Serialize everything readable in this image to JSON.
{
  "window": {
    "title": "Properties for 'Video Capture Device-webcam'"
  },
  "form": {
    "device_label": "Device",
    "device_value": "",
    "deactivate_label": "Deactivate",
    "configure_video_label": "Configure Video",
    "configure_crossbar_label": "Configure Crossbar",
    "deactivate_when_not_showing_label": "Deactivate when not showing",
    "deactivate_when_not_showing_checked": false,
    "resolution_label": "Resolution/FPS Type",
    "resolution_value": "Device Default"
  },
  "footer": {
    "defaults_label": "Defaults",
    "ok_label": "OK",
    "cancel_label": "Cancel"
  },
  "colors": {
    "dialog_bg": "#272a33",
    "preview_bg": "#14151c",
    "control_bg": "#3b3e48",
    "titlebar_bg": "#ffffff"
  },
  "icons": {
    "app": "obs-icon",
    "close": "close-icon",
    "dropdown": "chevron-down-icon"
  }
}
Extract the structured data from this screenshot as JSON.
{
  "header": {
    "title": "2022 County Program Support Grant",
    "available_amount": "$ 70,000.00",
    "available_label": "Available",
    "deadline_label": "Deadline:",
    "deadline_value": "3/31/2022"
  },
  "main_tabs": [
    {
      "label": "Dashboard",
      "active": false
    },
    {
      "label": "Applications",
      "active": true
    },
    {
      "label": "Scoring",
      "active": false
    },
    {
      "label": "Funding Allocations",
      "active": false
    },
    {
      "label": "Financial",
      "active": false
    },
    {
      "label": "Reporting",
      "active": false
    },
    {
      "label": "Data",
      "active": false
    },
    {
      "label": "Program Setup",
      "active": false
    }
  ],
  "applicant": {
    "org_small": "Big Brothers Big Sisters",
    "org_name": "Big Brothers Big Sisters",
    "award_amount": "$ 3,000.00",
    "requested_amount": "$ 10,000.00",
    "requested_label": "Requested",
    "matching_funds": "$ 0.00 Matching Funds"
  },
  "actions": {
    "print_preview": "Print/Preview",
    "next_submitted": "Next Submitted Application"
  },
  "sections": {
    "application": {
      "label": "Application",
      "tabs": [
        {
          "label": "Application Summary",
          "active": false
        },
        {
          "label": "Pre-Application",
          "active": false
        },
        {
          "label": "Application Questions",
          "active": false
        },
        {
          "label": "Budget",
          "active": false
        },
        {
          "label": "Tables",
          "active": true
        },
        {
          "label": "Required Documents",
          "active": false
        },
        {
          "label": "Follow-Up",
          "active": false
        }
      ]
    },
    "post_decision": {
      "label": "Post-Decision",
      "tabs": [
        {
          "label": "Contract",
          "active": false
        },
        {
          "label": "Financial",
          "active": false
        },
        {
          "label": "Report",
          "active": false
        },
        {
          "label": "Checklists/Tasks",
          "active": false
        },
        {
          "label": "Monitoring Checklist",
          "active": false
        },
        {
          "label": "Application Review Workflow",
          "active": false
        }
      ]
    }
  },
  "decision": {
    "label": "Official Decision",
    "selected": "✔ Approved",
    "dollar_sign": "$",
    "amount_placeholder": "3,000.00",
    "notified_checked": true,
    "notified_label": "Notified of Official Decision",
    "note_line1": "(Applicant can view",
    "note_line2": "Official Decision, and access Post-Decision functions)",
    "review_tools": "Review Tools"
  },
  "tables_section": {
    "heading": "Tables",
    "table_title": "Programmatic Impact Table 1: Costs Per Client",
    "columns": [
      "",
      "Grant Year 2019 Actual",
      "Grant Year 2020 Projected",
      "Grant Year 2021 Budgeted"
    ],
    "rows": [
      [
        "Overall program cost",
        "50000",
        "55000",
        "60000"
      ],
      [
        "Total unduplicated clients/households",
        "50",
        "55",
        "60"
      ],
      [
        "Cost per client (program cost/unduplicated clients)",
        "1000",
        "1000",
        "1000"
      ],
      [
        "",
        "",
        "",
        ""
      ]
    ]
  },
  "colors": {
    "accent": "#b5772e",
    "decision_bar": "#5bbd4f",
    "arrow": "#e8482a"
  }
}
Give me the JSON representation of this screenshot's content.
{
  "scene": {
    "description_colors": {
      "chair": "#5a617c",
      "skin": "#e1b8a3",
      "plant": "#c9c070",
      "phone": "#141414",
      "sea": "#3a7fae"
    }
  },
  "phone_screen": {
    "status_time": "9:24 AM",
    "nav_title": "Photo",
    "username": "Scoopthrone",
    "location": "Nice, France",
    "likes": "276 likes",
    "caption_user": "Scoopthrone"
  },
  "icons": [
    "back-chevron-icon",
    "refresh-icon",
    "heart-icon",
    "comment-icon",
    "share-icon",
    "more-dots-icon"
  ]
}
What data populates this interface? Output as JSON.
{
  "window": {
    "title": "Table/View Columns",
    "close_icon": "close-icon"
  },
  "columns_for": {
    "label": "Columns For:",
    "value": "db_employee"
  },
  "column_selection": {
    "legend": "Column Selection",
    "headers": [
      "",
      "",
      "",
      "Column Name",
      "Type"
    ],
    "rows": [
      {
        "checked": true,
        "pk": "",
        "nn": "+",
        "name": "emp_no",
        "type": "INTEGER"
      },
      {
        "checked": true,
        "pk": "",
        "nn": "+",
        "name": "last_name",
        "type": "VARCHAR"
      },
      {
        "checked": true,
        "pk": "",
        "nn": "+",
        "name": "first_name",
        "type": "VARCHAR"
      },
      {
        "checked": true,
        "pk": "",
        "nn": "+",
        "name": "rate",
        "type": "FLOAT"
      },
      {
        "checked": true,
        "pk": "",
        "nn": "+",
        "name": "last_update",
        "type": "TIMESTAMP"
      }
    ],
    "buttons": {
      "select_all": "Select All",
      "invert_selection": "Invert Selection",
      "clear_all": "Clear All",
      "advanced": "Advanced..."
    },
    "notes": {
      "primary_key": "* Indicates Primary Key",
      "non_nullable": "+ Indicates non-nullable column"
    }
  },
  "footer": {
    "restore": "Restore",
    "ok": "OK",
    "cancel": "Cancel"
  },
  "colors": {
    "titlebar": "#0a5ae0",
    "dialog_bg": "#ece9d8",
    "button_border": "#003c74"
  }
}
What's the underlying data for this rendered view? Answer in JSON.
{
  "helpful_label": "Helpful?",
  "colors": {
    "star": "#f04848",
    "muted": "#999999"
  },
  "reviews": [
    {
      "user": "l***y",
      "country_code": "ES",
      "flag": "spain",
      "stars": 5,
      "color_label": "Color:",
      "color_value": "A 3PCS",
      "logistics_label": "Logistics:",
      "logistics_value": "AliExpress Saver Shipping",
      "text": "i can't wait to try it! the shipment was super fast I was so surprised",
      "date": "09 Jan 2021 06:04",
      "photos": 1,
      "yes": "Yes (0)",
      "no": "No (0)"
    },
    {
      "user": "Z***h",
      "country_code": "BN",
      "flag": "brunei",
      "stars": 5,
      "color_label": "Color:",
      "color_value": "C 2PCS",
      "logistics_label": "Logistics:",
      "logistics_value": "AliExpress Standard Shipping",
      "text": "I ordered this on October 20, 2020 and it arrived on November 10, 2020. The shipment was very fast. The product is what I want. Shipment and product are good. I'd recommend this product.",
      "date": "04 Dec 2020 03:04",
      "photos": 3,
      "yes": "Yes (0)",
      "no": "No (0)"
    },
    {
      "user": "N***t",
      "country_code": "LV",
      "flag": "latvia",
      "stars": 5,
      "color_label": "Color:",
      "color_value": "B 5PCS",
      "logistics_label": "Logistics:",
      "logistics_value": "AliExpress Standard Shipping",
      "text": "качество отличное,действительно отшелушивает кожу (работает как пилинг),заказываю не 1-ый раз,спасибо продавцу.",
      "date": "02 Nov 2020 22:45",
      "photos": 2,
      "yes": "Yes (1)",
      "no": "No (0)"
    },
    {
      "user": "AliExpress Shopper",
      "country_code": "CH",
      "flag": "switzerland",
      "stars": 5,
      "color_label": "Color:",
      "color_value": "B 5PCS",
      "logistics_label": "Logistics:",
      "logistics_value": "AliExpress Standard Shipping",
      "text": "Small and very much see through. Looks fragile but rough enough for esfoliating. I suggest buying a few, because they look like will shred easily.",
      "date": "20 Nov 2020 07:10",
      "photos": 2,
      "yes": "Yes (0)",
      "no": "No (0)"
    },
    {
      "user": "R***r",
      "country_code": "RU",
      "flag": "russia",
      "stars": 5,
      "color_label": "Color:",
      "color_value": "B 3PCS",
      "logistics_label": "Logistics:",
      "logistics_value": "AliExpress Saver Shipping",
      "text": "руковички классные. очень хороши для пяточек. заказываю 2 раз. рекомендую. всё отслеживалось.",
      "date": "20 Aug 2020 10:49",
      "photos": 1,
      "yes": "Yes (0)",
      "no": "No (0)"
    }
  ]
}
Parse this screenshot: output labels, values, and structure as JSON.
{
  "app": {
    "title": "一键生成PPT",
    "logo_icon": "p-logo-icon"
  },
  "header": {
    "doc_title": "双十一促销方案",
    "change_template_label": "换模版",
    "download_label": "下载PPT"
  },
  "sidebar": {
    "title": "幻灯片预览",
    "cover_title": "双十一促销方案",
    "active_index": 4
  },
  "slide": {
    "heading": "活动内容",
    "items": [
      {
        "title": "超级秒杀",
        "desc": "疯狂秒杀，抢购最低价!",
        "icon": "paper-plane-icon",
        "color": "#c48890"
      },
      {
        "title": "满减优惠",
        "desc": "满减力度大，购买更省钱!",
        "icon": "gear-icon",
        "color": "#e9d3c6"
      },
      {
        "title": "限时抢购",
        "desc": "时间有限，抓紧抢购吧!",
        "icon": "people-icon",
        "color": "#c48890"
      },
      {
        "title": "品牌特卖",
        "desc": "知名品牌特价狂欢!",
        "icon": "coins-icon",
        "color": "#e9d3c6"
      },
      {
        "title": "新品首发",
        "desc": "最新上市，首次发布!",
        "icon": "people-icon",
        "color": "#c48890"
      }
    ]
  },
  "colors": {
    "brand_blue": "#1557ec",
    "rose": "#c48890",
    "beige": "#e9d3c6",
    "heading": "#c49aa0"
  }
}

YOUR GOAL:
What is the number of lines in the data that hold the string "heading"? Answer with the number only.

RESULT OF THIS EXERCISE:
3